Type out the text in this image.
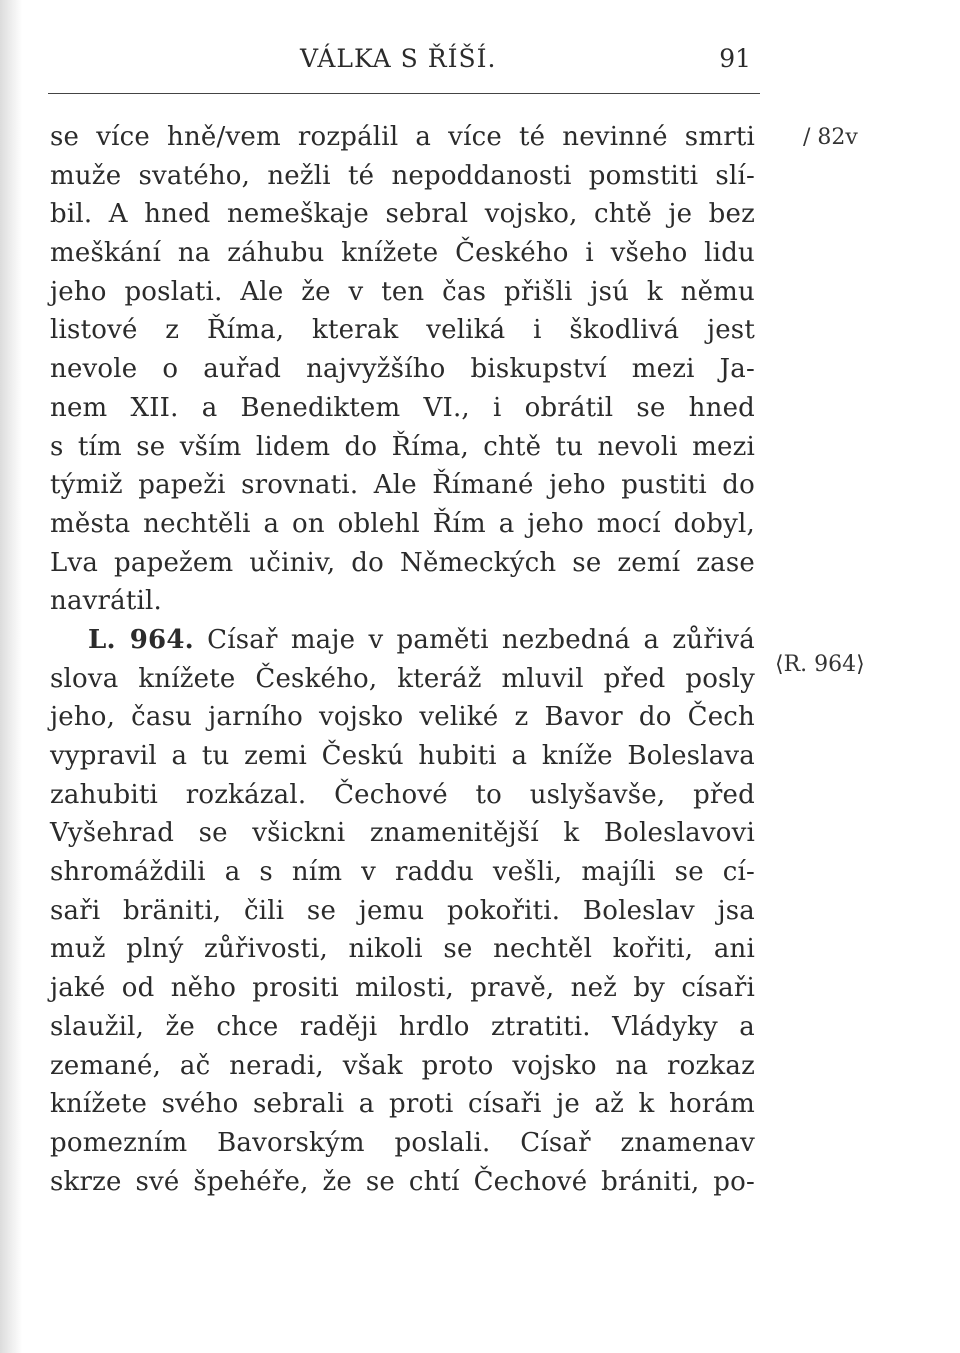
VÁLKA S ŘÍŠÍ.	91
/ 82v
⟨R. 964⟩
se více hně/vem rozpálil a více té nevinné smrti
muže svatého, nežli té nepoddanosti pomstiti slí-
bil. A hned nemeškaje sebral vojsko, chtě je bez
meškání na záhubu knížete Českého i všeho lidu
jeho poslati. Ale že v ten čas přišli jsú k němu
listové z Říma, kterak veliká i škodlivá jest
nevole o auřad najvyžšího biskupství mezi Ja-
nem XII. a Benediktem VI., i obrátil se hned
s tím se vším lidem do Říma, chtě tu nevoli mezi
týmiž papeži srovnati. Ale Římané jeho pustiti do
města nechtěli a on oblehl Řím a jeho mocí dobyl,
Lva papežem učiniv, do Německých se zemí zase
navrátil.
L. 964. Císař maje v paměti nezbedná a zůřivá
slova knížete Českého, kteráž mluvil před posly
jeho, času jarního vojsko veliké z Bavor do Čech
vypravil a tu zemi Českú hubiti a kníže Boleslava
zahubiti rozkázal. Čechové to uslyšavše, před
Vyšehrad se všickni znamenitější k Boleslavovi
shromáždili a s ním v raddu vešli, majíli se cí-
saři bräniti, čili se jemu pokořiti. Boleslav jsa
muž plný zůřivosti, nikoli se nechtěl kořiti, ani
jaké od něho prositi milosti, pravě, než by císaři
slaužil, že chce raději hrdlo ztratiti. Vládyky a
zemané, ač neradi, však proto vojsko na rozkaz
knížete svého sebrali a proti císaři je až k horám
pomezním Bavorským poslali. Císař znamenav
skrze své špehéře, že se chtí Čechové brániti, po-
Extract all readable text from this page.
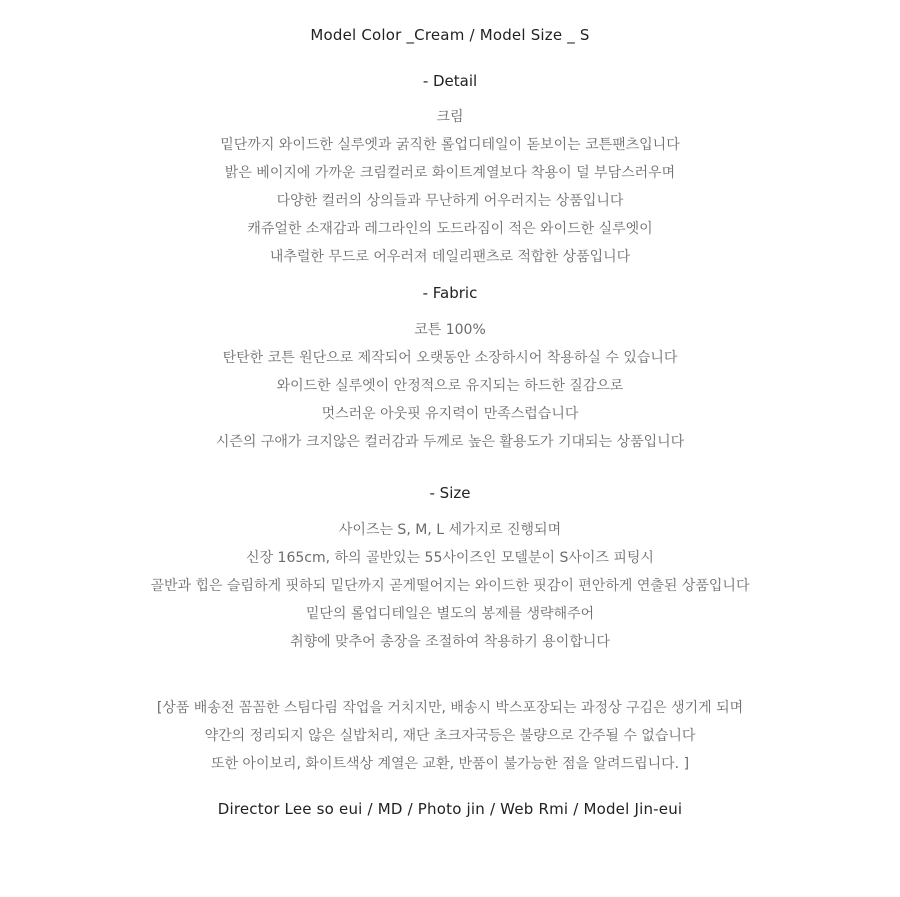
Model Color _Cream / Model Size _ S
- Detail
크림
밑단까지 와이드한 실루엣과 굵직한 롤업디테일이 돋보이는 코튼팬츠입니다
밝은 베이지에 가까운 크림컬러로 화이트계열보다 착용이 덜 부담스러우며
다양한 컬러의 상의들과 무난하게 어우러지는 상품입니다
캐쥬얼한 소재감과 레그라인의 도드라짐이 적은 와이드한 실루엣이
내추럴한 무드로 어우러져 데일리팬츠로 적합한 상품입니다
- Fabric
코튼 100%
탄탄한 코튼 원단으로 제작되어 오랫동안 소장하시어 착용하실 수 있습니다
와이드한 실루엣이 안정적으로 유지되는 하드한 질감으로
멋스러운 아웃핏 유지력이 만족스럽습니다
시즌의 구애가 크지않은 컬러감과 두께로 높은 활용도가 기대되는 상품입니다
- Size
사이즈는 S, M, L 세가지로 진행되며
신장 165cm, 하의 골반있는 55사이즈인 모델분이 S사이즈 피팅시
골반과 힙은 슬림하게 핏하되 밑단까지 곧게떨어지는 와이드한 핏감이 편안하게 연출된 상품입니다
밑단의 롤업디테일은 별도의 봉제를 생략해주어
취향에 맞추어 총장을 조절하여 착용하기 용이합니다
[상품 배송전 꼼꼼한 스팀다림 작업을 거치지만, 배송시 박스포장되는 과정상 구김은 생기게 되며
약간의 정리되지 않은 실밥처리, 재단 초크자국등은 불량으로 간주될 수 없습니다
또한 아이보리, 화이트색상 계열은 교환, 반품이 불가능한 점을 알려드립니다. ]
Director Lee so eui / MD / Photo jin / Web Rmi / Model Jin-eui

* * * * * * *

What you will do –
Collect from the data above every line that includes "Model".

Output –
Model Color _Cream / Model Size _ S
Director Lee so eui / MD / Photo jin / Web Rmi / Model Jin-eui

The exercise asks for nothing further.